(Records drawn from a data source)
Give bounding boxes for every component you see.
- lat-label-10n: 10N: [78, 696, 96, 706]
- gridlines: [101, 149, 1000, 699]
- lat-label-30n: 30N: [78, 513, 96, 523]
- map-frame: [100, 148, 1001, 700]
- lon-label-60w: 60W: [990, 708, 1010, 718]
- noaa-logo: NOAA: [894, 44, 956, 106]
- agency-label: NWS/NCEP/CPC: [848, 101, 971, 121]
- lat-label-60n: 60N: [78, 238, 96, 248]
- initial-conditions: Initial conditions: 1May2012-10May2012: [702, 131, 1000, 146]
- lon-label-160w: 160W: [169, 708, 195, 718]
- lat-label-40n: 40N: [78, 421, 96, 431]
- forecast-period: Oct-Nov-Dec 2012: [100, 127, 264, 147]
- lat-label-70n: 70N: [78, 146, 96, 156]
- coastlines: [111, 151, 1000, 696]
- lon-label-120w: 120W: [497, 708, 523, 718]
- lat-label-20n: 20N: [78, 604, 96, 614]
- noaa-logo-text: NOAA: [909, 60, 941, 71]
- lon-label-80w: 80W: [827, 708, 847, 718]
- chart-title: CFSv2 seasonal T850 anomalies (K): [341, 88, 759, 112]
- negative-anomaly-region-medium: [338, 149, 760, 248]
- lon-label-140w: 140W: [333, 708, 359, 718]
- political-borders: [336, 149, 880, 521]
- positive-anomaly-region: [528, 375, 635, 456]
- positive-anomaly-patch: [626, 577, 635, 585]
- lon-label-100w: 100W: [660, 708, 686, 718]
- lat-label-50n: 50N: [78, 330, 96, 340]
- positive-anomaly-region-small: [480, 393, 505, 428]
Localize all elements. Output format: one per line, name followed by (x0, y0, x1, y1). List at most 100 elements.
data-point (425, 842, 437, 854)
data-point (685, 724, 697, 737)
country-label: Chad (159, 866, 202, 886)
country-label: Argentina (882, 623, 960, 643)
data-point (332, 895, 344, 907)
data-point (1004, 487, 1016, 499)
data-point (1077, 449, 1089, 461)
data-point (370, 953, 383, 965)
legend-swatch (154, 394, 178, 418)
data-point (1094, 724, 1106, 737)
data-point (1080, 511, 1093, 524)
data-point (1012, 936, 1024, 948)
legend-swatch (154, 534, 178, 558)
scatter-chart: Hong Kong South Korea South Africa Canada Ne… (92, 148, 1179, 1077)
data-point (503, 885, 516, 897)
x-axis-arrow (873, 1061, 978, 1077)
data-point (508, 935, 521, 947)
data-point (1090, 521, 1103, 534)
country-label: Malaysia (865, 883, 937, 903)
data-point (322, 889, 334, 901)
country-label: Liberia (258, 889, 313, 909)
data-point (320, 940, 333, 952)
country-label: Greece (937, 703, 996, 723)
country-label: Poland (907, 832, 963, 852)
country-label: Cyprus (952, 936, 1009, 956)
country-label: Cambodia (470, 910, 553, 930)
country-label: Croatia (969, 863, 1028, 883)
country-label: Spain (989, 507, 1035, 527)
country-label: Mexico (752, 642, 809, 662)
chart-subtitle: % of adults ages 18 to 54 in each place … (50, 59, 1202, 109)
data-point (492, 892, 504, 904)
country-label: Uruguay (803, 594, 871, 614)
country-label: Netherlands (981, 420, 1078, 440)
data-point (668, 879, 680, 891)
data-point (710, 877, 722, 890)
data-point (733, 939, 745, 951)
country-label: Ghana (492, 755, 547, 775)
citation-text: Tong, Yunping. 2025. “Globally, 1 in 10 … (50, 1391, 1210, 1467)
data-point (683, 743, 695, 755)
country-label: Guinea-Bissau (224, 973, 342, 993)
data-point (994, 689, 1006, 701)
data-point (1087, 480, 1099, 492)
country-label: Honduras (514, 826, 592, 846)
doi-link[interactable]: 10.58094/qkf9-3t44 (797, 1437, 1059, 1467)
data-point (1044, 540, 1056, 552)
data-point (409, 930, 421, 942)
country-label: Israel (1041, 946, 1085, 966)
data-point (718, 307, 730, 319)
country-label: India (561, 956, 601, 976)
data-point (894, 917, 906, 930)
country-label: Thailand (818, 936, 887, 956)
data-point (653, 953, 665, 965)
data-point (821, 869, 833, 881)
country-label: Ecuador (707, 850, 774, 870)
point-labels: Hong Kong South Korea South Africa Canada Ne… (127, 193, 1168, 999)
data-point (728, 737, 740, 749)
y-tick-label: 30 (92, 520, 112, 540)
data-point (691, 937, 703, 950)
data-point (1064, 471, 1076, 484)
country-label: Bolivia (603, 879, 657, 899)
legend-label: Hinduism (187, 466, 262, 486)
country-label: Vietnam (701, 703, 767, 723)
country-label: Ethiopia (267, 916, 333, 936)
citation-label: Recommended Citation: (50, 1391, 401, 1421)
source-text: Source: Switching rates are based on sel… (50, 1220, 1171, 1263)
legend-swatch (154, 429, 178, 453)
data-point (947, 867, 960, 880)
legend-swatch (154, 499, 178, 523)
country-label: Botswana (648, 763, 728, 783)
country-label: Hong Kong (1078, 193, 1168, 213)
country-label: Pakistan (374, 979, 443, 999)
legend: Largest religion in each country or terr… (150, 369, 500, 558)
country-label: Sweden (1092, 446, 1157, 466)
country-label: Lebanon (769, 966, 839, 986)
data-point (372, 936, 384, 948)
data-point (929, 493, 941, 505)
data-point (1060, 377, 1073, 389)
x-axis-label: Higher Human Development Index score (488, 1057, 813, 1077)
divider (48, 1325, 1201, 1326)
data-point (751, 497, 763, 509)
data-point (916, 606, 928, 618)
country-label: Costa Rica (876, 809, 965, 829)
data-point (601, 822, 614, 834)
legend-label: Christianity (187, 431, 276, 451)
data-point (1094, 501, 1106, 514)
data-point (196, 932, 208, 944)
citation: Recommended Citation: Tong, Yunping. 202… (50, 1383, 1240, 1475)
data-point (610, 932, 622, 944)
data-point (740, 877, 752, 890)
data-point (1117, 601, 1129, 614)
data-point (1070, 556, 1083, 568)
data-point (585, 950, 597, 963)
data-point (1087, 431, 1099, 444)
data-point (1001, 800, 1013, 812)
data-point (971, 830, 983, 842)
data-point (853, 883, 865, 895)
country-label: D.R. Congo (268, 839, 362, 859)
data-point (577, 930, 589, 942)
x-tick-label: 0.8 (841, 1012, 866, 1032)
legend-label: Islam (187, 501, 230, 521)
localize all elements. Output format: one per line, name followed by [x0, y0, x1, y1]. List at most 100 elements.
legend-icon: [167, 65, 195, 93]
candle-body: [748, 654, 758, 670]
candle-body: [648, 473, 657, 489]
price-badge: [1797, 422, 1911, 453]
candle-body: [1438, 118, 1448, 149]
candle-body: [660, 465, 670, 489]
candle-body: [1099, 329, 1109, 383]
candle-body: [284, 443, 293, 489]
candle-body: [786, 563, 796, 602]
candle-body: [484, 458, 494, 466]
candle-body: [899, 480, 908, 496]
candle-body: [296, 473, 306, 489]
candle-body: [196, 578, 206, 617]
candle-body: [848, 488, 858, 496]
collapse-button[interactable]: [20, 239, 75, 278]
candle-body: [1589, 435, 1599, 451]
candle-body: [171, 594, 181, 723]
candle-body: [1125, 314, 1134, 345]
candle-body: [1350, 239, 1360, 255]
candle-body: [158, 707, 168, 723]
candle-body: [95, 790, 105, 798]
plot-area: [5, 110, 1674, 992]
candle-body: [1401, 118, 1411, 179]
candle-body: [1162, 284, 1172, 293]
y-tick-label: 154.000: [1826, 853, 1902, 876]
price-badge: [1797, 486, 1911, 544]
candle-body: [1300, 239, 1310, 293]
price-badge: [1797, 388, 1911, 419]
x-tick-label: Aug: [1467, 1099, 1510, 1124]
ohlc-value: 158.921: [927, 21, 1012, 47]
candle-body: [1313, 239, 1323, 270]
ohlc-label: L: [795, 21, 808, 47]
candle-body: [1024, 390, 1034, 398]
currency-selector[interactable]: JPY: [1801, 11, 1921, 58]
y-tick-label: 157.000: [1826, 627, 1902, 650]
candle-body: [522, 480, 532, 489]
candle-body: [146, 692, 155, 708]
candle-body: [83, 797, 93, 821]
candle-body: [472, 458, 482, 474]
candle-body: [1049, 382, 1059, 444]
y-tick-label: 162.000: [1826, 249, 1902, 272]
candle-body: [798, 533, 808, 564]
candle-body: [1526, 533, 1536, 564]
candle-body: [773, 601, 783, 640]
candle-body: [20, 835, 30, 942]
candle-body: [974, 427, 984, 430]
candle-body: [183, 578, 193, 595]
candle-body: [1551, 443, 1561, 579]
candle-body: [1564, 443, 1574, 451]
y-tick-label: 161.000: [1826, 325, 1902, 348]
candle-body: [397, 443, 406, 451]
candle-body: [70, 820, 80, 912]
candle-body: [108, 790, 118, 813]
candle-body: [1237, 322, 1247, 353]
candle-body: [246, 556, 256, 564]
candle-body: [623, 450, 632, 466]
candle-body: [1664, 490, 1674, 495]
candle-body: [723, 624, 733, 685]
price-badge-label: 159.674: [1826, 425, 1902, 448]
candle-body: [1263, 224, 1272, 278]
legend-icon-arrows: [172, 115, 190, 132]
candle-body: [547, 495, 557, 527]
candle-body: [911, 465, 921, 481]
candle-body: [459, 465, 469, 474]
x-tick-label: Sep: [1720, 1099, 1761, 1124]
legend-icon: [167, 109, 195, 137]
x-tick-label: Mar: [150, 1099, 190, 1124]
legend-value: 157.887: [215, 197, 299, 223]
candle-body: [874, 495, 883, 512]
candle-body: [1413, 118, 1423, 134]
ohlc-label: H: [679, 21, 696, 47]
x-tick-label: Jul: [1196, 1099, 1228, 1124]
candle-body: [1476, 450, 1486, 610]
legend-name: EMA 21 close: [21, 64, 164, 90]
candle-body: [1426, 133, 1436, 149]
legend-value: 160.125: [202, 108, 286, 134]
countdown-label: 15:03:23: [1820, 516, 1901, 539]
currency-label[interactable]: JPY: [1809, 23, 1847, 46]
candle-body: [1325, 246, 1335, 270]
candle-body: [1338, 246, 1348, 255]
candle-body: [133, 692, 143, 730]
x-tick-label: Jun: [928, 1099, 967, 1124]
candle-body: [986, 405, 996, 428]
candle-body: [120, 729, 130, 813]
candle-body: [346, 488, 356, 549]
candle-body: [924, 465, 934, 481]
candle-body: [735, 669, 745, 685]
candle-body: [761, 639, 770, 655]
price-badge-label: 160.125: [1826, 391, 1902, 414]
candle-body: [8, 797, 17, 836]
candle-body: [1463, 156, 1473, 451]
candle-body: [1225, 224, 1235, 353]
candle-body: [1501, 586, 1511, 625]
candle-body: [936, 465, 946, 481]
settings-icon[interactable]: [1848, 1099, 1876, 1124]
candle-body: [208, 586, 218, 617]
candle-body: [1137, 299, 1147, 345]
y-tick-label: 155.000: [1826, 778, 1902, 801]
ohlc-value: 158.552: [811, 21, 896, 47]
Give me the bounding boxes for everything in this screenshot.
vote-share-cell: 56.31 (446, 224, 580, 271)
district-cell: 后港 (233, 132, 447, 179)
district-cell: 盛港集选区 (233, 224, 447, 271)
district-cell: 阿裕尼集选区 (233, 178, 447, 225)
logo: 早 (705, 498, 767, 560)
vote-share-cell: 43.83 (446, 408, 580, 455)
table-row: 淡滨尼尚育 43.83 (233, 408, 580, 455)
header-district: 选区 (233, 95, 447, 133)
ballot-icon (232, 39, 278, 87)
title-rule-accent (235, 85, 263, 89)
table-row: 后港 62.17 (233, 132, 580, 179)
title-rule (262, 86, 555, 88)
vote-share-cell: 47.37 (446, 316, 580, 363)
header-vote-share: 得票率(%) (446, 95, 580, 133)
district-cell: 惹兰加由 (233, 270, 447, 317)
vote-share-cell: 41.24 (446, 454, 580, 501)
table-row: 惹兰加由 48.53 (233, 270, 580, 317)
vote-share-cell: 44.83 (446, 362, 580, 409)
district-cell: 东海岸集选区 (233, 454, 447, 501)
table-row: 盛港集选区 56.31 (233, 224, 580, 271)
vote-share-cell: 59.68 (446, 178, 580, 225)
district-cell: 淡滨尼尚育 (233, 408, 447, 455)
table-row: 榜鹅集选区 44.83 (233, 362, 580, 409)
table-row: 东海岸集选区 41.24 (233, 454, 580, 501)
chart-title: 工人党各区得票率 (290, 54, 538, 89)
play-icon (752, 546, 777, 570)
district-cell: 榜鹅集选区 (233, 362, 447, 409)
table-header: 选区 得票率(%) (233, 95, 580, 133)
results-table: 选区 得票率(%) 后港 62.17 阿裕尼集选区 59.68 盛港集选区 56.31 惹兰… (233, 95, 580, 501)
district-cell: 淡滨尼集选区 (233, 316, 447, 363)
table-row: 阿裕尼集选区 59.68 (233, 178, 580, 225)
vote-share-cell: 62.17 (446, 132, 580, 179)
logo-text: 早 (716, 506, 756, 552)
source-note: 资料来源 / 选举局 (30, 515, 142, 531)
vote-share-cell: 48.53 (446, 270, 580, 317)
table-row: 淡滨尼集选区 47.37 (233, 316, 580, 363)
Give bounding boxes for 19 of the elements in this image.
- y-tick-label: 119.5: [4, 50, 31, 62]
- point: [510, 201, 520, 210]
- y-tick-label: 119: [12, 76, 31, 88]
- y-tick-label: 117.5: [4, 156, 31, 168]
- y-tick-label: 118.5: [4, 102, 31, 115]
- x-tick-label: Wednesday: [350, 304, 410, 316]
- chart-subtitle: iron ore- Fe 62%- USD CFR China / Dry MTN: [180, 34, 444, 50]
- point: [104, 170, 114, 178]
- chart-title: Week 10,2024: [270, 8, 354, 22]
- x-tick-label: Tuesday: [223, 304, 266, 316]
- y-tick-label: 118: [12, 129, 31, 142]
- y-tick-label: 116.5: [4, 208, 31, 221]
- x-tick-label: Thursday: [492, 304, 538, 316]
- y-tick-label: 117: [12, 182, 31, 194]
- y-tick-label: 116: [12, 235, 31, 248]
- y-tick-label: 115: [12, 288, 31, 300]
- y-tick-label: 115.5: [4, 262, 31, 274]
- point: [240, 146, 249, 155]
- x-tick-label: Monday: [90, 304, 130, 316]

■ Task statement
Find every line in the records that contains the string "followed" and copy each of those lines. Treat uppercase and lowercase letters as different.

■ Result
Localize all elements. Output format: one per line, name followed by (x0, y0, x1, y1). List at most 100 elements.
localize all elements. Output format: one per line, name followed by [x0, y0, x1, y1]. List at most 100 elements.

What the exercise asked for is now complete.